(Part of a data file)
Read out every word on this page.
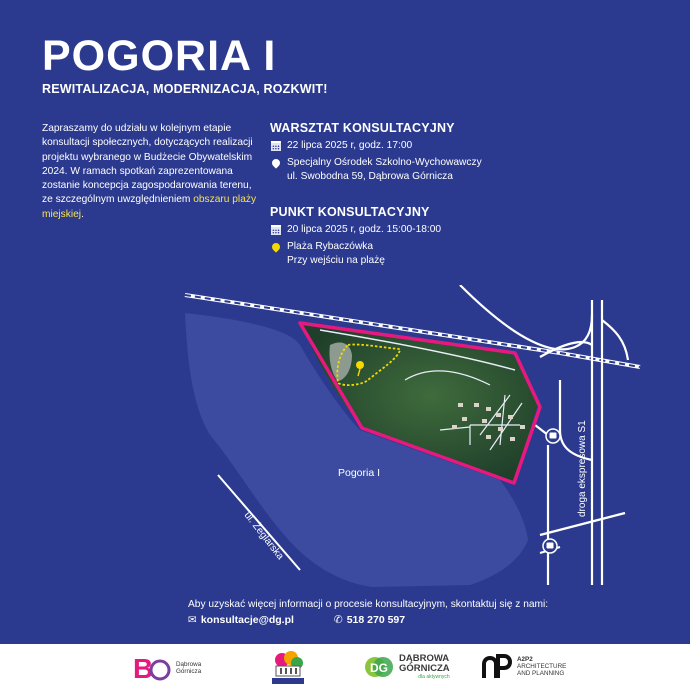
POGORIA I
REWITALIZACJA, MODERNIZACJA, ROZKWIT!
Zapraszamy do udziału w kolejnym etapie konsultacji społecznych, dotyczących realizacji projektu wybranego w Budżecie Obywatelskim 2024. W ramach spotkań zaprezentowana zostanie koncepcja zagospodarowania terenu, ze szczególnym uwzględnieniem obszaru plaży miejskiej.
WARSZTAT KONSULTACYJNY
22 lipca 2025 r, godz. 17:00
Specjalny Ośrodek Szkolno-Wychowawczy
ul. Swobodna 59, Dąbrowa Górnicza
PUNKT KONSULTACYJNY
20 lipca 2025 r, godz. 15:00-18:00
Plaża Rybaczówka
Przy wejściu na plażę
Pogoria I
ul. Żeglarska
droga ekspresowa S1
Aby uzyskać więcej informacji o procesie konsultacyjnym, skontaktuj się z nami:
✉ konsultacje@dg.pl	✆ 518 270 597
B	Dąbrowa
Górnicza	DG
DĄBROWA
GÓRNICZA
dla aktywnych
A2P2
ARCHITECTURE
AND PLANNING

---

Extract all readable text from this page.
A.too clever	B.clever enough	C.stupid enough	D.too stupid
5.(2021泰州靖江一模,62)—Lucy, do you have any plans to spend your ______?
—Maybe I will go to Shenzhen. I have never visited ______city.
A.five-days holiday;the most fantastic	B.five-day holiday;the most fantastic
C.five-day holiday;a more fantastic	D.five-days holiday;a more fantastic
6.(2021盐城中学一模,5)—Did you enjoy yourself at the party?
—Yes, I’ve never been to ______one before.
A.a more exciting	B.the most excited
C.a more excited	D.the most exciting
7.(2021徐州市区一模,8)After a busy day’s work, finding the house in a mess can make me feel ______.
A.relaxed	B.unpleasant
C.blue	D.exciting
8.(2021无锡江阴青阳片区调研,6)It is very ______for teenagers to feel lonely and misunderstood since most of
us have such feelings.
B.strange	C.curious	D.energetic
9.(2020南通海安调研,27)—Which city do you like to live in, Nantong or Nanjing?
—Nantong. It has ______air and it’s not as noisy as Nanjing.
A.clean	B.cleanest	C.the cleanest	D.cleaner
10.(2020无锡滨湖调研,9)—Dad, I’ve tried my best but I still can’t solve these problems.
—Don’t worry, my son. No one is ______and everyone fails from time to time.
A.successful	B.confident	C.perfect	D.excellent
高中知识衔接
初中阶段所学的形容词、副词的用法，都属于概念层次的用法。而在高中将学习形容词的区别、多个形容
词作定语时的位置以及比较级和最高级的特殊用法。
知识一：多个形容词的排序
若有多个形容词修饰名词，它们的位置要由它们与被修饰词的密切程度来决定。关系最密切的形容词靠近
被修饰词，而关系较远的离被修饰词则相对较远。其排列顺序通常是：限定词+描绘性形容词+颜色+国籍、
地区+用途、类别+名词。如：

--

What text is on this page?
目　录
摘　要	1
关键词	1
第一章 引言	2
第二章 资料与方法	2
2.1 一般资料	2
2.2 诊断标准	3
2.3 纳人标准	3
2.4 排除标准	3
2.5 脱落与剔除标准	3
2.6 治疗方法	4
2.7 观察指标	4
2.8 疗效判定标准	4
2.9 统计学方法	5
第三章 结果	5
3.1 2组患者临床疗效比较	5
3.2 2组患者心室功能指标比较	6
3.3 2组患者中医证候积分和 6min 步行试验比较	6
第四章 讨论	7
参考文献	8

### To be done
Check each line of the records above for "more", and copy those that have it.

### In response
C.five-day holiday;a more fantastic	D.five-days holiday;a more fantastic
A.a more exciting	B.the most excited
C.a more excited	D.the most exciting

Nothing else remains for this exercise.